* Begin *
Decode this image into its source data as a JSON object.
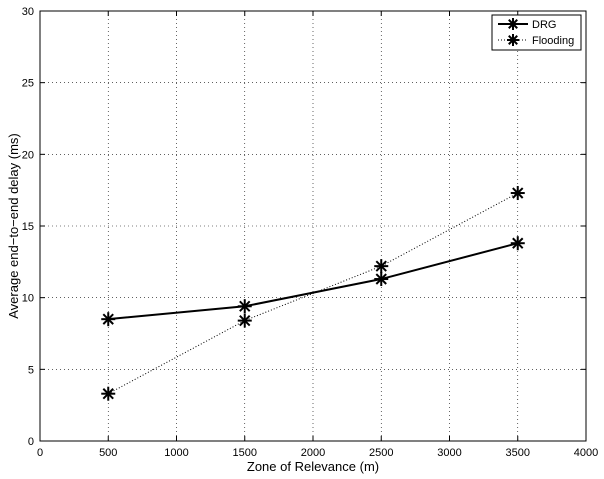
{
  "chart_data": {
    "type": "line",
    "title": "",
    "xlabel": "Zone of Relevance (m)",
    "ylabel": "Average end−to−end delay (ms)",
    "xlim": [
      0,
      4000
    ],
    "ylim": [
      0,
      30
    ],
    "xticks": [
      0,
      500,
      1000,
      1500,
      2000,
      2500,
      3000,
      3500,
      4000
    ],
    "yticks": [
      0,
      5,
      10,
      15,
      20,
      25,
      30
    ],
    "grid": true,
    "legend_position": "top-right",
    "x": [
      500,
      1500,
      2500,
      3500
    ],
    "series": [
      {
        "name": "DRG",
        "values": [
          8.5,
          9.4,
          11.3,
          13.8
        ],
        "line_style": "solid",
        "marker": "asterisk",
        "color": "#000000"
      },
      {
        "name": "Flooding",
        "values": [
          3.3,
          8.4,
          12.2,
          17.3
        ],
        "line_style": "dotted",
        "marker": "asterisk",
        "color": "#000000"
      }
    ]
  }
}
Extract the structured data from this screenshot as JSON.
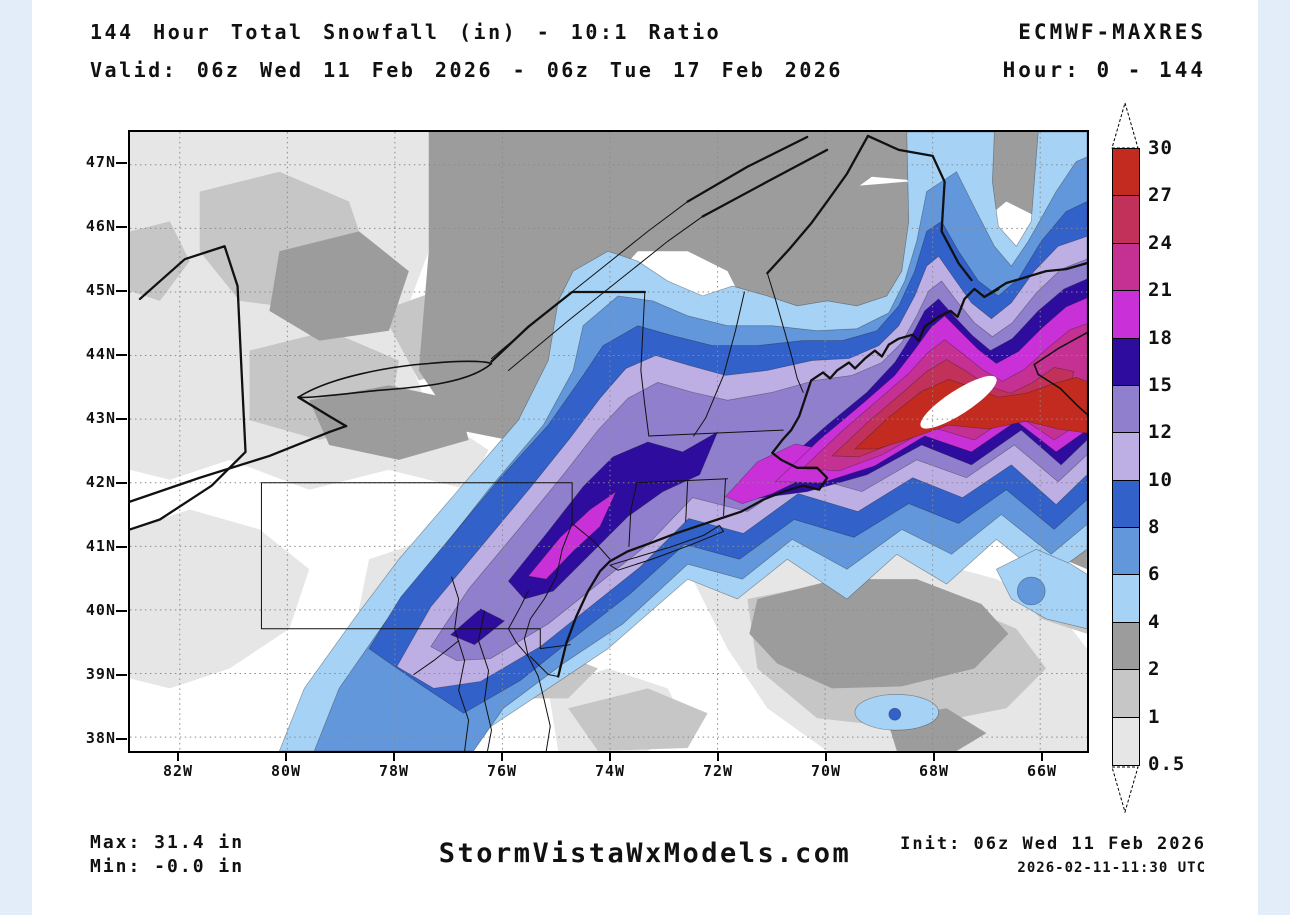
{
  "page": {
    "background": "#ffffff",
    "side_strip_color": "#E3EDFA"
  },
  "header": {
    "title_line1": "144 Hour Total Snowfall (in) - 10:1 Ratio",
    "title_line2": "Valid: 06z Wed 11 Feb 2026 - 06z Tue 17 Feb 2026",
    "model": "ECMWF-MAXRES",
    "hour_range": "Hour: 0 - 144"
  },
  "footer": {
    "max_label": "Max: 31.4 in",
    "min_label": "Min: -0.0 in",
    "site": "StormVistaWxModels.com",
    "init_label": "Init: 06z Wed 11 Feb 2026",
    "init_timestamp": "2026-02-11-11:30 UTC"
  },
  "map": {
    "base_color": "#FFFFFF",
    "lat_labels": [
      "47N",
      "46N",
      "45N",
      "44N",
      "43N",
      "42N",
      "41N",
      "40N",
      "39N",
      "38N"
    ],
    "lon_labels": [
      "82W",
      "80W",
      "78W",
      "76W",
      "74W",
      "72W",
      "70W",
      "68W",
      "66W"
    ]
  },
  "colorbar": {
    "labels": [
      "30",
      "27",
      "24",
      "21",
      "18",
      "15",
      "12",
      "10",
      "8",
      "6",
      "4",
      "2",
      "1",
      "0.5"
    ],
    "above_max_color": "#FFFFFF",
    "below_min_color": "#FFFFFF",
    "segments": [
      {
        "range": "27-30",
        "color": "#C32B20"
      },
      {
        "range": "24-27",
        "color": "#C23159"
      },
      {
        "range": "21-24",
        "color": "#C53193"
      },
      {
        "range": "18-21",
        "color": "#C930D8"
      },
      {
        "range": "15-18",
        "color": "#2E0C9E"
      },
      {
        "range": "12-15",
        "color": "#8F7FCC"
      },
      {
        "range": "10-12",
        "color": "#BDAFE3"
      },
      {
        "range": "8-10",
        "color": "#3161C9"
      },
      {
        "range": "6-8",
        "color": "#6397DB"
      },
      {
        "range": "4-6",
        "color": "#A6D2F5"
      },
      {
        "range": "2-4",
        "color": "#9C9C9C"
      },
      {
        "range": "1-2",
        "color": "#C6C6C6"
      },
      {
        "range": "0.5-1",
        "color": "#E6E6E6"
      }
    ]
  },
  "chart_data": {
    "type": "heatmap",
    "subtype": "filled-contour-snowfall-map",
    "title": "144 Hour Total Snowfall (in) - 10:1 Ratio",
    "valid": "06z Wed 11 Feb 2026 - 06z Tue 17 Feb 2026",
    "model": "ECMWF-MAXRES",
    "forecast_hours": "0 - 144",
    "units": "inches",
    "lat_range_n": [
      38,
      47
    ],
    "lon_range_w": [
      66,
      82
    ],
    "contour_levels_in": [
      0.5,
      1,
      2,
      4,
      6,
      8,
      10,
      12,
      15,
      18,
      21,
      24,
      27,
      30
    ],
    "level_colors": [
      "#E6E6E6",
      "#C6C6C6",
      "#9C9C9C",
      "#A6D2F5",
      "#6397DB",
      "#3161C9",
      "#BDAFE3",
      "#8F7FCC",
      "#2E0C9E",
      "#C930D8",
      "#C53193",
      "#C23159",
      "#C32B20",
      "#FFFFFF"
    ],
    "max_value_in": 31.4,
    "min_value_in": -0.0,
    "init": "06z Wed 11 Feb 2026",
    "init_utc": "2026-02-11-11:30 UTC",
    "notable_features": [
      {
        "region_lat_lon": [
          43.7,
          67.5
        ],
        "value_in": "30+",
        "note": "maximum band over Gulf of Maine / Bay of Fundy"
      },
      {
        "region_lat_lon": [
          41.8,
          71.5
        ],
        "value_in": "18-21",
        "note": "magenta core southern New England"
      },
      {
        "region_lat_lon": [
          41.0,
          73.8
        ],
        "value_in": "18-21",
        "note": "magenta core near NYC / CT"
      },
      {
        "region_lat_lon": [
          45.5,
          72.0
        ],
        "value_in": "2-4",
        "note": "gray shield Quebec / interior Maine"
      }
    ]
  }
}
* End *
» **Given instruction**:
Without including any pictures, please restate all the records exactly.

» **Result**:
Decode this image into its source data as a JSON object.
{
  "chart_data": {
    "type": "line",
    "title": "",
    "xlabel": "Zone of Relevance (m)",
    "ylabel": "Average end−to−end delay (ms)",
    "xlim": [
      0,
      4000
    ],
    "ylim": [
      0,
      30
    ],
    "xticks": [
      0,
      500,
      1000,
      1500,
      2000,
      2500,
      3000,
      3500,
      4000
    ],
    "yticks": [
      0,
      5,
      10,
      15,
      20,
      25,
      30
    ],
    "grid": true,
    "legend_position": "top-right",
    "x": [
      500,
      1500,
      2500,
      3500
    ],
    "series": [
      {
        "name": "DRG",
        "values": [
          8.5,
          9.4,
          11.3,
          13.8
        ],
        "line_style": "solid",
        "marker": "asterisk",
        "color": "#000000"
      },
      {
        "name": "Flooding",
        "values": [
          3.3,
          8.4,
          12.2,
          17.3
        ],
        "line_style": "dotted",
        "marker": "asterisk",
        "color": "#000000"
      }
    ]
  }
}
Extract the structured data from this screenshot as JSON.
{
  "page": {
    "background": "#ffffff",
    "side_strip_color": "#E3EDFA"
  },
  "header": {
    "title_line1": "144 Hour Total Snowfall (in) - 10:1 Ratio",
    "title_line2": "Valid: 06z Wed 11 Feb 2026 - 06z Tue 17 Feb 2026",
    "model": "ECMWF-MAXRES",
    "hour_range": "Hour: 0 - 144"
  },
  "footer": {
    "max_label": "Max: 31.4 in",
    "min_label": "Min: -0.0 in",
    "site": "StormVistaWxModels.com",
    "init_label": "Init: 06z Wed 11 Feb 2026",
    "init_timestamp": "2026-02-11-11:30 UTC"
  },
  "map": {
    "base_color": "#FFFFFF",
    "lat_labels": [
      "47N",
      "46N",
      "45N",
      "44N",
      "43N",
      "42N",
      "41N",
      "40N",
      "39N",
      "38N"
    ],
    "lon_labels": [
      "82W",
      "80W",
      "78W",
      "76W",
      "74W",
      "72W",
      "70W",
      "68W",
      "66W"
    ]
  },
  "colorbar": {
    "labels": [
      "30",
      "27",
      "24",
      "21",
      "18",
      "15",
      "12",
      "10",
      "8",
      "6",
      "4",
      "2",
      "1",
      "0.5"
    ],
    "above_max_color": "#FFFFFF",
    "below_min_color": "#FFFFFF",
    "segments": [
      {
        "range": "27-30",
        "color": "#C32B20"
      },
      {
        "range": "24-27",
        "color": "#C23159"
      },
      {
        "range": "21-24",
        "color": "#C53193"
      },
      {
        "range": "18-21",
        "color": "#C930D8"
      },
      {
        "range": "15-18",
        "color": "#2E0C9E"
      },
      {
        "range": "12-15",
        "color": "#8F7FCC"
      },
      {
        "range": "10-12",
        "color": "#BDAFE3"
      },
      {
        "range": "8-10",
        "color": "#3161C9"
      },
      {
        "range": "6-8",
        "color": "#6397DB"
      },
      {
        "range": "4-6",
        "color": "#A6D2F5"
      },
      {
        "range": "2-4",
        "color": "#9C9C9C"
      },
      {
        "range": "1-2",
        "color": "#C6C6C6"
      },
      {
        "range": "0.5-1",
        "color": "#E6E6E6"
      }
    ]
  },
  "chart_data": {
    "type": "heatmap",
    "subtype": "filled-contour-snowfall-map",
    "title": "144 Hour Total Snowfall (in) - 10:1 Ratio",
    "valid": "06z Wed 11 Feb 2026 - 06z Tue 17 Feb 2026",
    "model": "ECMWF-MAXRES",
    "forecast_hours": "0 - 144",
    "units": "inches",
    "lat_range_n": [
      38,
      47
    ],
    "lon_range_w": [
      66,
      82
    ],
    "contour_levels_in": [
      0.5,
      1,
      2,
      4,
      6,
      8,
      10,
      12,
      15,
      18,
      21,
      24,
      27,
      30
    ],
    "level_colors": [
      "#E6E6E6",
      "#C6C6C6",
      "#9C9C9C",
      "#A6D2F5",
      "#6397DB",
      "#3161C9",
      "#BDAFE3",
      "#8F7FCC",
      "#2E0C9E",
      "#C930D8",
      "#C53193",
      "#C23159",
      "#C32B20",
      "#FFFFFF"
    ],
    "max_value_in": 31.4,
    "min_value_in": -0.0,
    "init": "06z Wed 11 Feb 2026",
    "init_utc": "2026-02-11-11:30 UTC",
    "notable_features": [
      {
        "region_lat_lon": [
          43.7,
          67.5
        ],
        "value_in": "30+",
        "note": "maximum band over Gulf of Maine / Bay of Fundy"
      },
      {
        "region_lat_lon": [
          41.8,
          71.5
        ],
        "value_in": "18-21",
        "note": "magenta core southern New England"
      },
      {
        "region_lat_lon": [
          41.0,
          73.8
        ],
        "value_in": "18-21",
        "note": "magenta core near NYC / CT"
      },
      {
        "region_lat_lon": [
          45.5,
          72.0
        ],
        "value_in": "2-4",
        "note": "gray shield Quebec / interior Maine"
      }
    ]
  }
}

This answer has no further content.